In the entries that follow, locate the line with "Read this page and output its text content.", then restate that line and all later lines exactly as they appear, leaving pictures out.

-- BEGIN Available records --

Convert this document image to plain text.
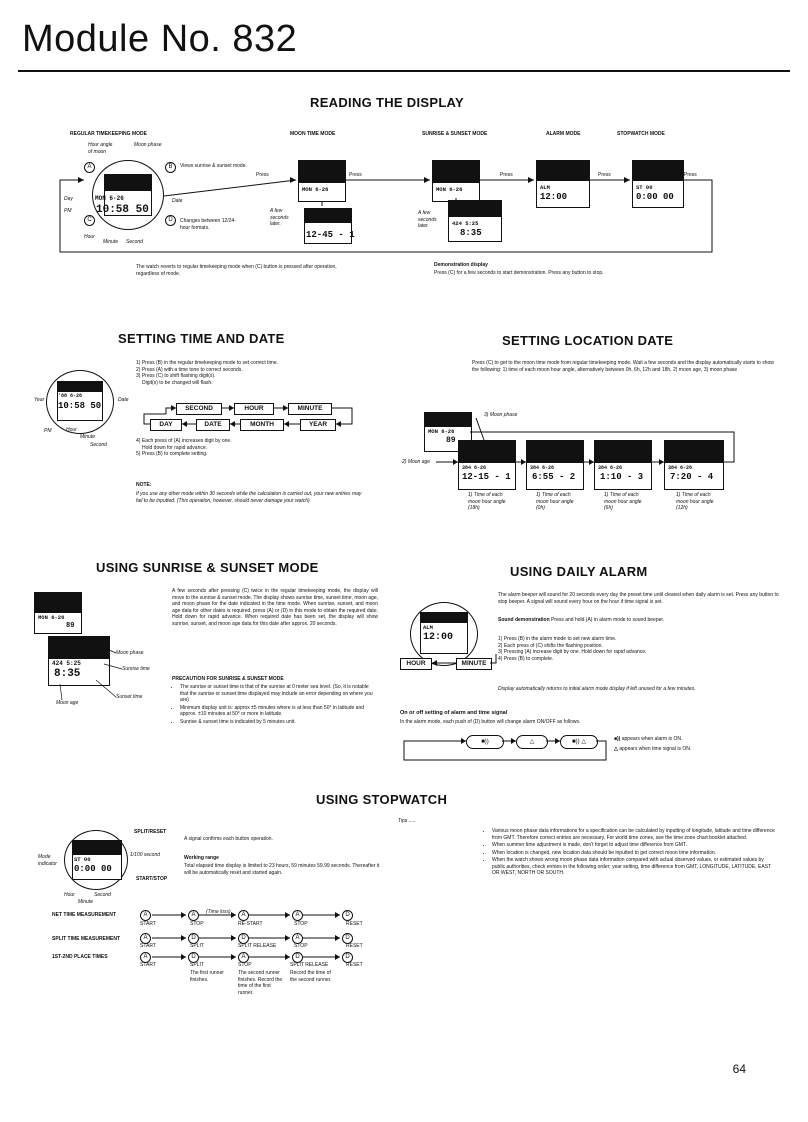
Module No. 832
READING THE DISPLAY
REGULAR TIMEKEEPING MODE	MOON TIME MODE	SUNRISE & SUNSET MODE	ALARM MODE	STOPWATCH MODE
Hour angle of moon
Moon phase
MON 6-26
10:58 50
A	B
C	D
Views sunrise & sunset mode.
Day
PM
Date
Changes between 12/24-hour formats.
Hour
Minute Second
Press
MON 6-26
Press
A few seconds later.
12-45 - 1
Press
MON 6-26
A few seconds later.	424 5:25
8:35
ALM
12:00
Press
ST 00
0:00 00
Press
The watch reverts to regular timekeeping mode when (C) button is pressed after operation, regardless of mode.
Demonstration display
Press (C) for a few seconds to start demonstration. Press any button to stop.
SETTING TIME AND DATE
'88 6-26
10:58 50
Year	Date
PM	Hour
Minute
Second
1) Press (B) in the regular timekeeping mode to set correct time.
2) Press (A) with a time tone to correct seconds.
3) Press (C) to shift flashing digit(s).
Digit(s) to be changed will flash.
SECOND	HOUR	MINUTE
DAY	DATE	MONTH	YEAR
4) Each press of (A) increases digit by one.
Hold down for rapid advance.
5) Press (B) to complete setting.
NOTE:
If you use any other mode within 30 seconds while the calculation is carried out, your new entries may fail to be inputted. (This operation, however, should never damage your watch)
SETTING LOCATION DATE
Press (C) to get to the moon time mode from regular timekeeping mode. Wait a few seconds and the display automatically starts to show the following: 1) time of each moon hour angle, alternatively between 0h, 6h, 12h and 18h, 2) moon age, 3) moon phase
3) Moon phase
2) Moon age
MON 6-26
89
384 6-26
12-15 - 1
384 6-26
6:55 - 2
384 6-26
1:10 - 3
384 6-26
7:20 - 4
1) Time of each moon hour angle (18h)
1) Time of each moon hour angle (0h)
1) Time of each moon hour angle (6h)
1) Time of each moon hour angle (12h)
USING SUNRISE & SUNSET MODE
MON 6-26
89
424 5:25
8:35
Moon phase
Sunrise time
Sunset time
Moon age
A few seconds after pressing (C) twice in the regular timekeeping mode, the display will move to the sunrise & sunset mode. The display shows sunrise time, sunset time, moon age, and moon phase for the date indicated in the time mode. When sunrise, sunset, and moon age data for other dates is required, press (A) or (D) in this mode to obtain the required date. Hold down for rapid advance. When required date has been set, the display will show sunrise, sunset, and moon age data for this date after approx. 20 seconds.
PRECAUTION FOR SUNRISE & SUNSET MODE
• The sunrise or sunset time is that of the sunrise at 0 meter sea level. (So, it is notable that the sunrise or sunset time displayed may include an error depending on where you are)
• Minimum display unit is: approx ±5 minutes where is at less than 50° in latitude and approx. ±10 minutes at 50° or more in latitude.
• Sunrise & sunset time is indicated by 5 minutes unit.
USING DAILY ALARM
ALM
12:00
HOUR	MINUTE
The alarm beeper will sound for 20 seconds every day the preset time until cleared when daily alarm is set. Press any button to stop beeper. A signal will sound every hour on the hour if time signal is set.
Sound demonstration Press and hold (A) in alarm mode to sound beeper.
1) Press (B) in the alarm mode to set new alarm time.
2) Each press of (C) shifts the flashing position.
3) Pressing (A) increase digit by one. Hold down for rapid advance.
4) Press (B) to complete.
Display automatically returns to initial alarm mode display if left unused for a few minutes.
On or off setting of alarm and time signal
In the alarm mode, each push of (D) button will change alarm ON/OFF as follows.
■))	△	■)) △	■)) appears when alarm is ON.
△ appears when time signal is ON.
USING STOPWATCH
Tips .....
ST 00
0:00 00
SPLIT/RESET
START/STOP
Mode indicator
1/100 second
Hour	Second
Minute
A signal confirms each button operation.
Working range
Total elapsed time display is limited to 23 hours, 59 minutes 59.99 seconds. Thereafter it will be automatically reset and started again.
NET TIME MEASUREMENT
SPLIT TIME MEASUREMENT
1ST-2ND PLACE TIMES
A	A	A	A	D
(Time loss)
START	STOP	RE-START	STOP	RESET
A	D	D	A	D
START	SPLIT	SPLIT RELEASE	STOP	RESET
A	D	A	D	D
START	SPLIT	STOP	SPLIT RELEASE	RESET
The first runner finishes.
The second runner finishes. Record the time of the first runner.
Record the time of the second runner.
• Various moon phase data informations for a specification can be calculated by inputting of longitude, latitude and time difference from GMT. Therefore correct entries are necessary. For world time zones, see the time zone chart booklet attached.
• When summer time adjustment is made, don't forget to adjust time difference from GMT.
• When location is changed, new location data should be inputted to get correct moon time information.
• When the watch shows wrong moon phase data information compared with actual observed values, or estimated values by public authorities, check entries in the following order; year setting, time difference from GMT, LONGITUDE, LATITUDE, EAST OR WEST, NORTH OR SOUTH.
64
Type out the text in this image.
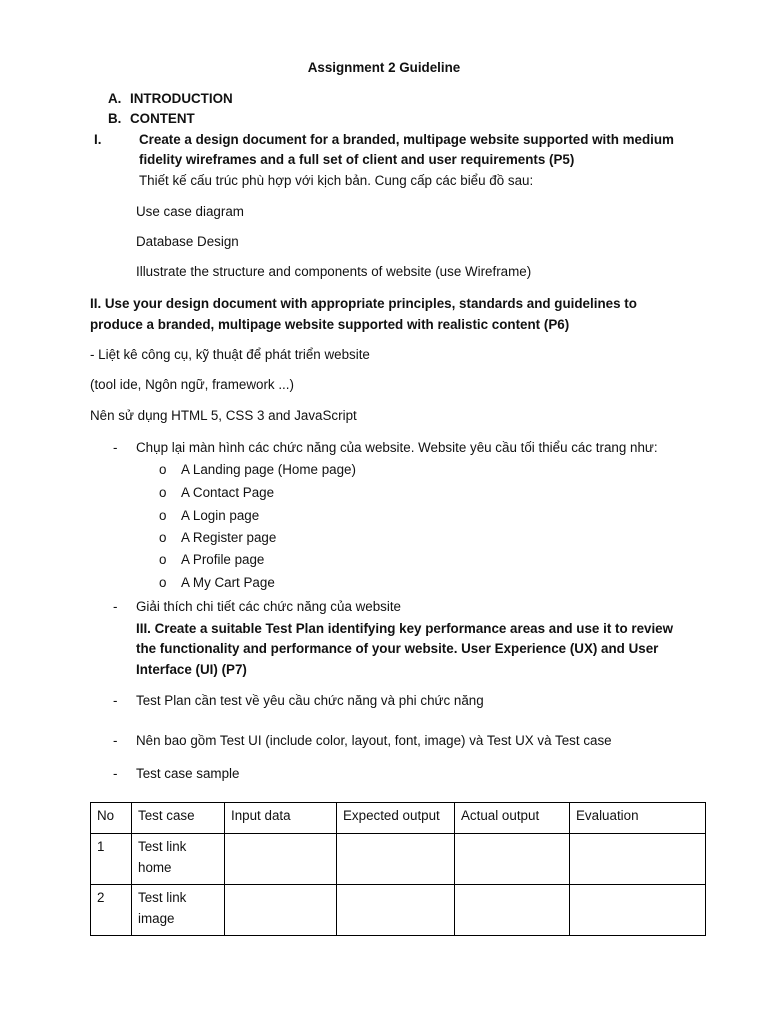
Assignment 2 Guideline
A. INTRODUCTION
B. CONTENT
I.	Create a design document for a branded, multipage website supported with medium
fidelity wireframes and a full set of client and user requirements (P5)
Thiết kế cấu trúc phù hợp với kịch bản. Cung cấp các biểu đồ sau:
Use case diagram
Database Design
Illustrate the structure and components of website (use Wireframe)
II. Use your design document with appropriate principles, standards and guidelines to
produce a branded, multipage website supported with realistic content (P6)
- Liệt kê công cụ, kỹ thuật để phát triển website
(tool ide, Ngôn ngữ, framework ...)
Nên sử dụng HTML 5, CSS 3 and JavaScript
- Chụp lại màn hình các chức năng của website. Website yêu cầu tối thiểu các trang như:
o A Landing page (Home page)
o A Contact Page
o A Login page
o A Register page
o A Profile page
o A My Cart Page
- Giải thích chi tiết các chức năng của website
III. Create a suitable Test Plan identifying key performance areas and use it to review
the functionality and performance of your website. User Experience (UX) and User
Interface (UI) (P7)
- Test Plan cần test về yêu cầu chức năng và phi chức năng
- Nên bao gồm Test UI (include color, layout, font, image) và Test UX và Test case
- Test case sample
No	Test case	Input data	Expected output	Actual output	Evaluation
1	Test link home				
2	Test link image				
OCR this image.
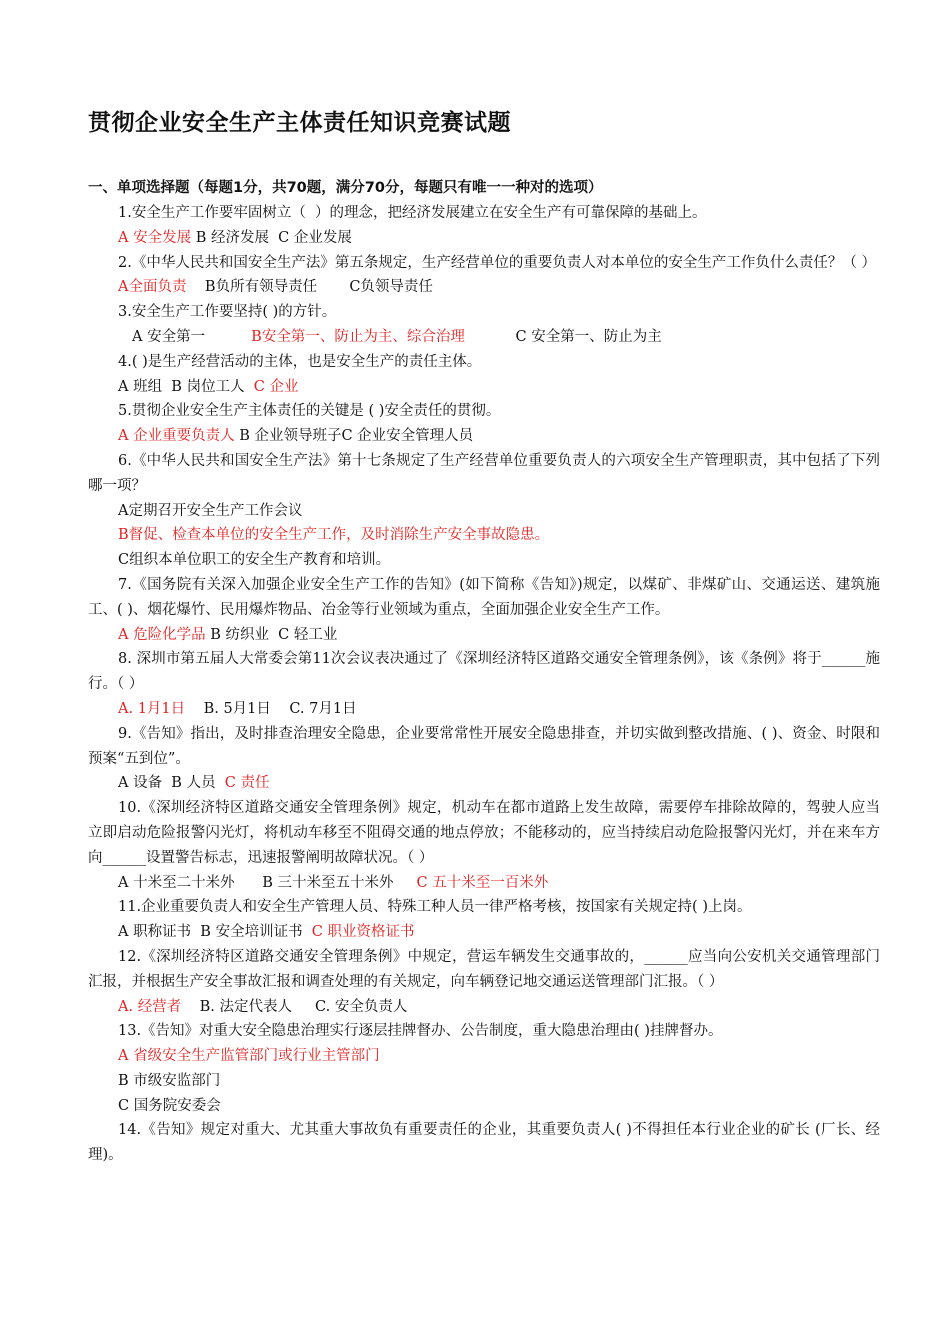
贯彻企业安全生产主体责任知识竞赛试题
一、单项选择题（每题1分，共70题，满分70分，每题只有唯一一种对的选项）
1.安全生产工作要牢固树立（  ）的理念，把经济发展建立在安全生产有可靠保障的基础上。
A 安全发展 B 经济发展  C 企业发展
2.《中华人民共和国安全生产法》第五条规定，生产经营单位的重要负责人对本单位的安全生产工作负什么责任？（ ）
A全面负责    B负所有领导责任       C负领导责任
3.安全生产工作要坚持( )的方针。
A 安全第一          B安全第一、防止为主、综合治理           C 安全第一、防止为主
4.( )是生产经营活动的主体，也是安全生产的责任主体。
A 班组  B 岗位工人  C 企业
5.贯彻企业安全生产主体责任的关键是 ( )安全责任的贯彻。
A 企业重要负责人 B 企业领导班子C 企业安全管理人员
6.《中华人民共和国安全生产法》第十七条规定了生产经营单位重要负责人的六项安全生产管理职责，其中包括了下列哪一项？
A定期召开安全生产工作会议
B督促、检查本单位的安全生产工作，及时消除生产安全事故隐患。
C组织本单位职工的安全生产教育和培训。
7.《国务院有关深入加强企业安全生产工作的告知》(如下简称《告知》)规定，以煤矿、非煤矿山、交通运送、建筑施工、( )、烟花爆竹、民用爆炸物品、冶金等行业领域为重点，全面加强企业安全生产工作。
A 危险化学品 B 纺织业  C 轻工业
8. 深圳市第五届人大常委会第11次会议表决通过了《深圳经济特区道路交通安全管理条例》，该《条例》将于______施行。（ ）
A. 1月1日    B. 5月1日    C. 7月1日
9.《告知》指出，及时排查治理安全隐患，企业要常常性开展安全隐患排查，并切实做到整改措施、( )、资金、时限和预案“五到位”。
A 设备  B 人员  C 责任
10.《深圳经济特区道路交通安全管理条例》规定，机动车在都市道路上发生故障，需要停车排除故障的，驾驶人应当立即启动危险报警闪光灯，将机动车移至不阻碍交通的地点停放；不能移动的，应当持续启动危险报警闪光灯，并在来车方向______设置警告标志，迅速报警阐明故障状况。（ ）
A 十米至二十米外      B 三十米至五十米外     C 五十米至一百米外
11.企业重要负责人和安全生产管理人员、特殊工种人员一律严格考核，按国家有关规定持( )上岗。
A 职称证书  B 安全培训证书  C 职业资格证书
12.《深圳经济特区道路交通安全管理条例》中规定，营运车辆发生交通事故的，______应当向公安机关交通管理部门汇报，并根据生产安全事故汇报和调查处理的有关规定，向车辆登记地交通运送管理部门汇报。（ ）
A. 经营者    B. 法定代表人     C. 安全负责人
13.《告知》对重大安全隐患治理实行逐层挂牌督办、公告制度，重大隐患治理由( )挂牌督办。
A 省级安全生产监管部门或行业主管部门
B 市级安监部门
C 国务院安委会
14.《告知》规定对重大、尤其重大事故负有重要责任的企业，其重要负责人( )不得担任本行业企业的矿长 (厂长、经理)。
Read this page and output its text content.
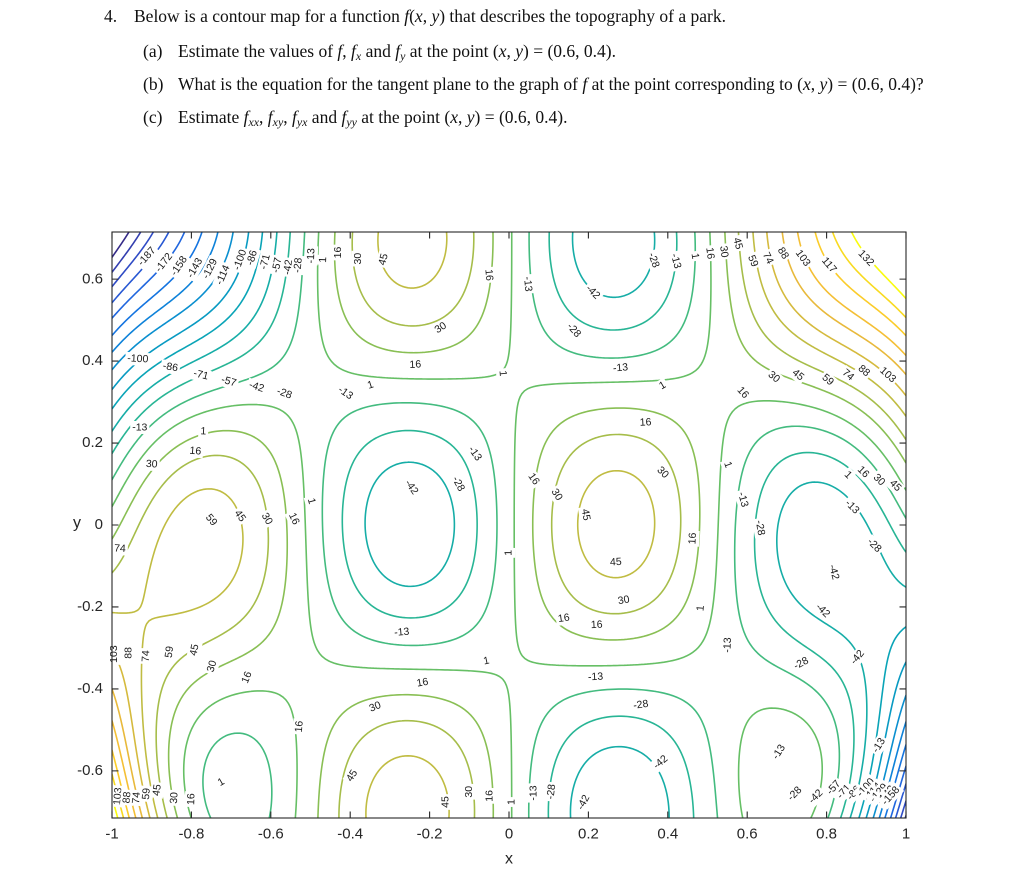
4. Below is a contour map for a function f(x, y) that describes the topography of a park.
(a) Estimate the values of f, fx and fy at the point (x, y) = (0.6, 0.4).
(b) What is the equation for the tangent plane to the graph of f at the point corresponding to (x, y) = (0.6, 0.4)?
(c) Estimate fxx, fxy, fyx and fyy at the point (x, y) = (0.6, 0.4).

-- END Available records --

Task response:
Read this page and output its text content.
4. Below is a contour map for a function f(x, y) that describes the topography of a park.
(a) Estimate the values of f, fx and fy at the point (x, y) = (0.6, 0.4).
(b) What is the equation for the tangent plane to the graph of f at the point corresponding to (x, y) = (0.6, 0.4)?
(c) Estimate fxx, fxy, fyx and fyy at the point (x, y) = (0.6, 0.4).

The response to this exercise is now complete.